On April 21, 2010, the Company acquired Euphonix, Inc. (“Euphonix”), a California-based provider of large-format digital audio consoles, media controllers and peripherals, for cash, net of cash acquired, of $10.9 million and 327,439 shares of the Company's common stock valued at $5.8 million, based on the closing price of Avid stock on the date of acquisition. During the three months ended March 31, 2011, the Company completed its evaluation of the information necessary to determine the fair value of the acquired assets and liabilities of Euphonix and finalized the purchase price allocation as follows (in thousands):
Tangible assets acquired, net
$
2,008

Identifiable intangible assets:
 
Developed technology
2,200

Customer relationships
1,700

Trademarks and trade name
700

Non-compete agreement
200

Goodwill
10,349

Deferred tax liabilities, net
(460
)
Total assets acquired
$
16,697



The Company used the income approach to determine the values of the identifiable intangible assets. The income approach presumes that the value of an asset can be estimated by the net economic benefit to be received over the life of the asset discounted to present value. The weighted-average discount rate (or rate of return) used to determine the value of Euphonix's intangible assets was 23% and the effective tax rate used was 35%.

The values of the customer relationships, trademarks and trade names, and non-compete agreement are being amortized on a straight-line basis over their estimated useful lives of four years, two years and two years, respectively. The value of the developed technology is being amortized over the greater of the amount calculated using the ratio of current quarter revenues to the total of current quarter and anticipated future revenues, and the straight-line method, over the estimated useful life of three years. The weighted-average amortization period for these amortizable identifiable intangible assets is approximately 3.2 years. Amortization expense for Euphonix identifiable intangible assets totaled $1.6 million and $1.1 million, respectively, for the years ended December 31, 2011 and 2010.

■ Material provided
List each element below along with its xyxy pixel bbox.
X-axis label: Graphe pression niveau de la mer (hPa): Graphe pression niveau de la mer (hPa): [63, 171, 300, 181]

■ To-do list
1) Rewrite the Euphonix acquisition text from "The Company used" through "used was 35%.", renaming "income approach" to "income method" everywhere in that span.
2) According to the Euphonix acquisition text, over what estimated useful life are the customer relationships amortized?

■ Worked solutions
1)
The Company used the income method to determine the values of the identifiable intangible assets. The income method presumes that the value of an asset can be estimated by the net economic benefit to be received over the life of the asset discounted to present value. The weighted-average discount rate (or rate of return) used to determine the value of Euphonix's intangible assets was 23% and the effective tax rate used was 35%.

2) Four years, on a straight-line basis.